**EXERCISE:** Select every line holding the word "label" and copy it.

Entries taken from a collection
[Begin]
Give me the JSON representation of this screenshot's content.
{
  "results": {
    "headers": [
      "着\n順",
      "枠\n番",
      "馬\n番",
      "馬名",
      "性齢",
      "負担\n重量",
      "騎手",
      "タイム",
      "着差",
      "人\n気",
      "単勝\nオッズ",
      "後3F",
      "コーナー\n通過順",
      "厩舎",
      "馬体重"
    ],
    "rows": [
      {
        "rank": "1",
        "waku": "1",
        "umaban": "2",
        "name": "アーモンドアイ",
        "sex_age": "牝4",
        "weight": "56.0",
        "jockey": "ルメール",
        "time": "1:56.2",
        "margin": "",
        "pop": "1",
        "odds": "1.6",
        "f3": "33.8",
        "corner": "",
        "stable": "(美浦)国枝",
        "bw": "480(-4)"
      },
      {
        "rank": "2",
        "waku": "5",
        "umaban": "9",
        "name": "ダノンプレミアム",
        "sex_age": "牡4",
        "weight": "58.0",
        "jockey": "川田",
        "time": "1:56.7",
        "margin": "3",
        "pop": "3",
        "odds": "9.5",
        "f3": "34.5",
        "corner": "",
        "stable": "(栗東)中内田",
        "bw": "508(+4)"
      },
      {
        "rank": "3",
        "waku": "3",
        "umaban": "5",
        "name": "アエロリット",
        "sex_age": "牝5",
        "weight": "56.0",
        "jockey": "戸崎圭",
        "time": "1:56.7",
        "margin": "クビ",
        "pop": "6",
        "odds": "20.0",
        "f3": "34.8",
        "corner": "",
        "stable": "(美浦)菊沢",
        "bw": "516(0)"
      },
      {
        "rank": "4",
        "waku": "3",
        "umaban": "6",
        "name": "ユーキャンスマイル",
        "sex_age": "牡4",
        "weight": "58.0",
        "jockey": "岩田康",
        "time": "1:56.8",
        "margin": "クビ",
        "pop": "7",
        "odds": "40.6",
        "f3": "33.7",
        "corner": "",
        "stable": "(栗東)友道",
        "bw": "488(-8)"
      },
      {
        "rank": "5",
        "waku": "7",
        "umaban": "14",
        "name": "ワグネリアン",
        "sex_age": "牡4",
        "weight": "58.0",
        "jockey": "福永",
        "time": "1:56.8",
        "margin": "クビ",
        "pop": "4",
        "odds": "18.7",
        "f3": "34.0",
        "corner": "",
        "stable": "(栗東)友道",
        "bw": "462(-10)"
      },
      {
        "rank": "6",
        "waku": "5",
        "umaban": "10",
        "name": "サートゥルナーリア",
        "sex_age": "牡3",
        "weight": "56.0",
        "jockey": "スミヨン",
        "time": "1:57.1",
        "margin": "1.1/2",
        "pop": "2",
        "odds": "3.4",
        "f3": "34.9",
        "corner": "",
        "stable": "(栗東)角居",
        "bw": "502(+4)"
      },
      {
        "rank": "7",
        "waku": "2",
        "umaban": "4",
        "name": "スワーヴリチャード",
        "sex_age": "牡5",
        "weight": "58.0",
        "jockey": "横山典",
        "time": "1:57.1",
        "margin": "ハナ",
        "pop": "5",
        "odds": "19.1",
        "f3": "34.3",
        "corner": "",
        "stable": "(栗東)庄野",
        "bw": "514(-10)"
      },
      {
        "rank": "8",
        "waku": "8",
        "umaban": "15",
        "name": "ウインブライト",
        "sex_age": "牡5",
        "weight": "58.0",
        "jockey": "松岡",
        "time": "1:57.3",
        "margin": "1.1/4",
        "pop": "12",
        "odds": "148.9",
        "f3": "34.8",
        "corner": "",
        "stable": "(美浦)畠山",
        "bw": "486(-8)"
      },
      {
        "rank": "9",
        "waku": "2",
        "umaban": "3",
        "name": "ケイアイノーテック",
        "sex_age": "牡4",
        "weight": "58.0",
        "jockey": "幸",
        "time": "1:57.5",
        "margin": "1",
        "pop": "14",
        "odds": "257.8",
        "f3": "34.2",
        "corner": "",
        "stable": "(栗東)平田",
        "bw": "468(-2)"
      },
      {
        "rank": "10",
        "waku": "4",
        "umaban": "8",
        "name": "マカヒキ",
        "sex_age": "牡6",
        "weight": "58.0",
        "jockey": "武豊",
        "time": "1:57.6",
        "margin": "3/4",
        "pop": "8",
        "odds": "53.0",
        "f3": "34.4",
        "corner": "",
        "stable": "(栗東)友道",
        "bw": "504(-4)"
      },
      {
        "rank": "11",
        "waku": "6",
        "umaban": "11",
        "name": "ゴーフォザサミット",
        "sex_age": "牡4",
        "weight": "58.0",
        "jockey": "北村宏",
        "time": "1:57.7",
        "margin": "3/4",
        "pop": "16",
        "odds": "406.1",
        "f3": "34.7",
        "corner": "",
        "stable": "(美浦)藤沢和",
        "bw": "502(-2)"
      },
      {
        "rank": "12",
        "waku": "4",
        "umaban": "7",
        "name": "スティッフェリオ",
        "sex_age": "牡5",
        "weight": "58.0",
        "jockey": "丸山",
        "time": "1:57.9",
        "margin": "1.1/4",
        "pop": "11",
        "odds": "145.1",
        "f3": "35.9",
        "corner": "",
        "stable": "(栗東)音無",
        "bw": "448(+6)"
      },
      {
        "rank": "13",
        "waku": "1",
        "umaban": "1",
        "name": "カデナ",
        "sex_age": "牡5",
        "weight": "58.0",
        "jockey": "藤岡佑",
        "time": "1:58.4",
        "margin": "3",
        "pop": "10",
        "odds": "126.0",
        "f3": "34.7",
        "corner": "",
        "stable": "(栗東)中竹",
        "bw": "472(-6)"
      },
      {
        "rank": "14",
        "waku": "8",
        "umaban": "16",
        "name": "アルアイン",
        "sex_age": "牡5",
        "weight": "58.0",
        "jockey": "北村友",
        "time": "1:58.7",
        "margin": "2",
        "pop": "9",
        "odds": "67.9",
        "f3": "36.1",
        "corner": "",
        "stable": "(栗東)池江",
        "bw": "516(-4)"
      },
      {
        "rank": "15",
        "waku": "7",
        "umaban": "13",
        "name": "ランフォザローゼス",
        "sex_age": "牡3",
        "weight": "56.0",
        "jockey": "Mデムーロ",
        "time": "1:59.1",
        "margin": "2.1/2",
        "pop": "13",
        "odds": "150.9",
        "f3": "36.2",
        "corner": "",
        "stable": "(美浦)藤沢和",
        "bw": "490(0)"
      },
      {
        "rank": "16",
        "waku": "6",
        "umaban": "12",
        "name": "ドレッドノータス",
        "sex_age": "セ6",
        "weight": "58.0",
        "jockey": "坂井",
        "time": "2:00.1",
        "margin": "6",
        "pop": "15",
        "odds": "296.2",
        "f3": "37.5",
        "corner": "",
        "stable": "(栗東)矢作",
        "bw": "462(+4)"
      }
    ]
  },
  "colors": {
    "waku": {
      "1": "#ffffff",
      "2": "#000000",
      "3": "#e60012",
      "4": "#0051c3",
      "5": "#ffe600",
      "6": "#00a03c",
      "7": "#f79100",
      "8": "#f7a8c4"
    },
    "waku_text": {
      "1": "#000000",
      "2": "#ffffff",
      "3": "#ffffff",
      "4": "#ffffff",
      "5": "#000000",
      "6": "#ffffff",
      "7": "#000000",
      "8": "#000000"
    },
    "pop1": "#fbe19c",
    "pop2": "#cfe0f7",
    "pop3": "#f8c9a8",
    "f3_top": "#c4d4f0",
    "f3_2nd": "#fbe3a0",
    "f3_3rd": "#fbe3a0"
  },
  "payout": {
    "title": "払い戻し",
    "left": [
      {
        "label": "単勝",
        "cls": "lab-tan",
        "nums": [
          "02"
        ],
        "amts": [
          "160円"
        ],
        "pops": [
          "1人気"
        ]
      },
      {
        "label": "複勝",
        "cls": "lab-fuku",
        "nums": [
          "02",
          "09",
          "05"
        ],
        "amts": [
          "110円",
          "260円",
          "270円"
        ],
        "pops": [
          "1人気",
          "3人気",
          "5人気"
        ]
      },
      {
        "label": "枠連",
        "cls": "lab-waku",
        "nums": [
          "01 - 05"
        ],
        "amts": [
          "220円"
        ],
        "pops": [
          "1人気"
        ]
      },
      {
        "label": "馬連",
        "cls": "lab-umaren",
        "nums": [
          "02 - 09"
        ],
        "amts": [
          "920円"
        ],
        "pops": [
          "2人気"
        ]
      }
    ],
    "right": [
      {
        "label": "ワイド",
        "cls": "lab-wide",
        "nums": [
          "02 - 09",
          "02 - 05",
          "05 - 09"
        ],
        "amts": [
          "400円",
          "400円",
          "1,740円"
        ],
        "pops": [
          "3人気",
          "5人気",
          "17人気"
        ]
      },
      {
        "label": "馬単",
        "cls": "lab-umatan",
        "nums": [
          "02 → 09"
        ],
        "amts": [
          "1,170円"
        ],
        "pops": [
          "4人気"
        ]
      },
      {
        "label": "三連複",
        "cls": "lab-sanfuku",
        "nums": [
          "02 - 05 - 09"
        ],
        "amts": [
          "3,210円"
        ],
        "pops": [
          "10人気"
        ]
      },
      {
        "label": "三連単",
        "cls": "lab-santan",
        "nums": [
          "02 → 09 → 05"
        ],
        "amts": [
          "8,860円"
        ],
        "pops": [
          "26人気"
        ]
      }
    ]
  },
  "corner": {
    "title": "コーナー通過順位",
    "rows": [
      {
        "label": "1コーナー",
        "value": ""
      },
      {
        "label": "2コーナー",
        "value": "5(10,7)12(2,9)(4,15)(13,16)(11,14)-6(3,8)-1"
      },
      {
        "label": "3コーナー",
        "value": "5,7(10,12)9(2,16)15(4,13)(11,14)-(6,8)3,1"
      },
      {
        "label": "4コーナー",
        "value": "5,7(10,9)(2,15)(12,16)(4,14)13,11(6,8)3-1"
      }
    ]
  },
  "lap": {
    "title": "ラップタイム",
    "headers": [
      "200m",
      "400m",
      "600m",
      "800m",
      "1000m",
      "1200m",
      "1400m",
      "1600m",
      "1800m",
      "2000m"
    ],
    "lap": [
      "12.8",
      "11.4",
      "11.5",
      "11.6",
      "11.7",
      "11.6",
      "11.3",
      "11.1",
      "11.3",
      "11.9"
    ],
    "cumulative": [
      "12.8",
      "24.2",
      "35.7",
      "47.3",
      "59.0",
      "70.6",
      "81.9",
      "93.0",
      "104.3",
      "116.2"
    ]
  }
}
[End]
**OUTPUT BELOW:**
        "label": "単勝",
        "label": "複勝",
        "label": "枠連",
        "label": "馬連",
        "label": "ワイド",
        "label": "馬単",
        "label": "三連複",
        "label": "三連単",
        "label": "1コーナー",
        "label": "2コーナー",
        "label": "3コーナー",
        "label": "4コーナー",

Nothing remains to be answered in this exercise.